Your objective — Report every line below that holds the word "this".

+++ Given entries

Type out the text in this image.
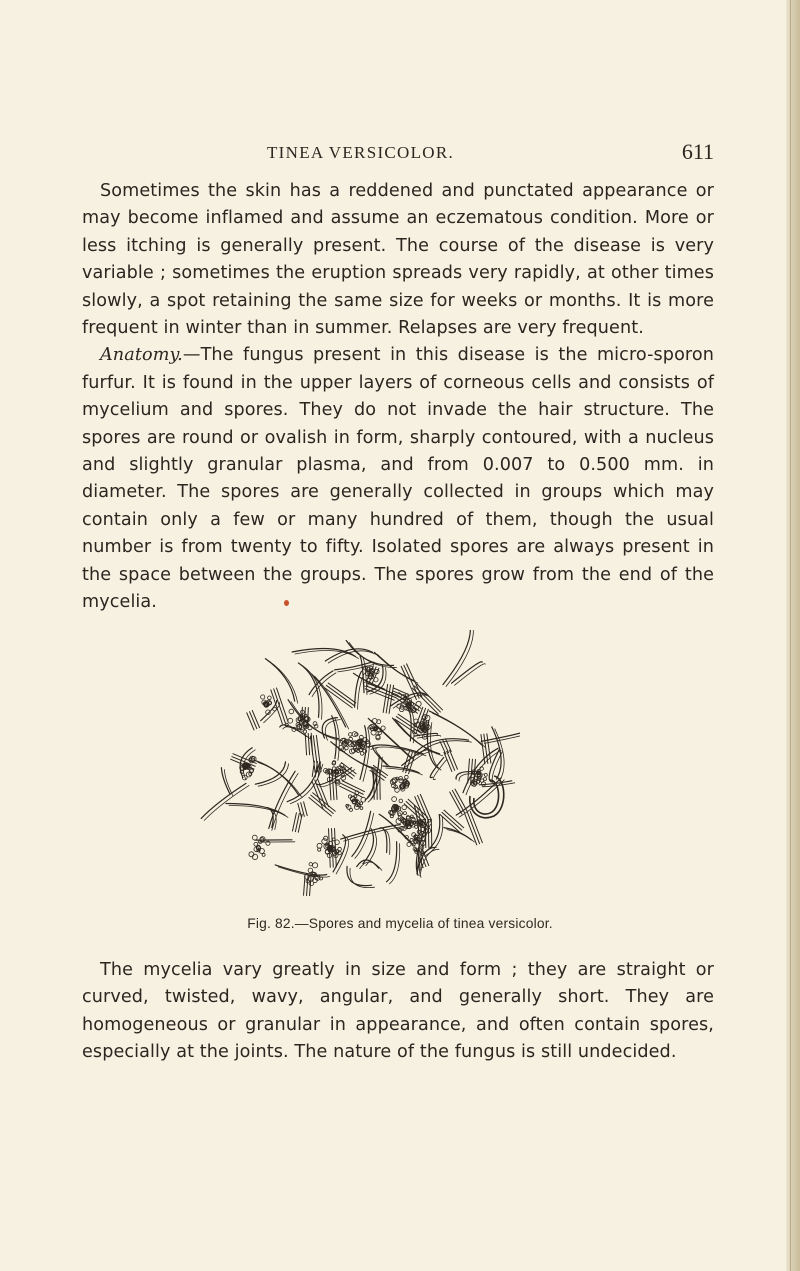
TINEA VERSICOLOR.	611

Sometimes the skin has a reddened and punctated appearance or may become inflamed and assume an eczematous condition. More or less itching is generally present. The course of the disease is very variable ; sometimes the eruption spreads very rapidly, at other times slowly, a spot retaining the same size for weeks or months. It is more frequent in winter than in summer. Relapses are very frequent.

Anatomy.—The fungus present in this disease is the micro-sporon furfur. It is found in the upper layers of corneous cells and consists of mycelium and spores. They do not invade the hair structure. The spores are round or ovalish in form, sharply contoured, with a nucleus and slightly granular plasma, and from 0.007 to 0.500 mm. in diameter. The spores are generally collected in groups which may contain only a few or many hundred of them, though the usual number is from twenty to fifty. Isolated spores are always present in the space between the groups. The spores grow from the end of the mycelia.

Fig. 82.—Spores and mycelia of tinea versicolor.

The mycelia vary greatly in size and form ; they are straight or curved, twisted, wavy, angular, and generally short. They are homogeneous or granular in appearance, and often contain spores, especially at the joints. The nature of the fungus is still undecided.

++++++

Reply —
Type out the text in this image.
Anatomy.—The fungus present in this disease is the micro-sporon furfur. It is found in the upper layers of corneous cells and consists of mycelium and spores. They do not invade the hair structure. The spores are round or ovalish in form, sharply contoured, with a nucleus and slightly granular plasma, and from 0.007 to 0.500 mm. in diameter. The spores are generally collected in groups which may contain only a few or many hundred of them, though the usual number is from twenty to fifty. Isolated spores are always present in the space between the groups. The spores grow from the end of the mycelia.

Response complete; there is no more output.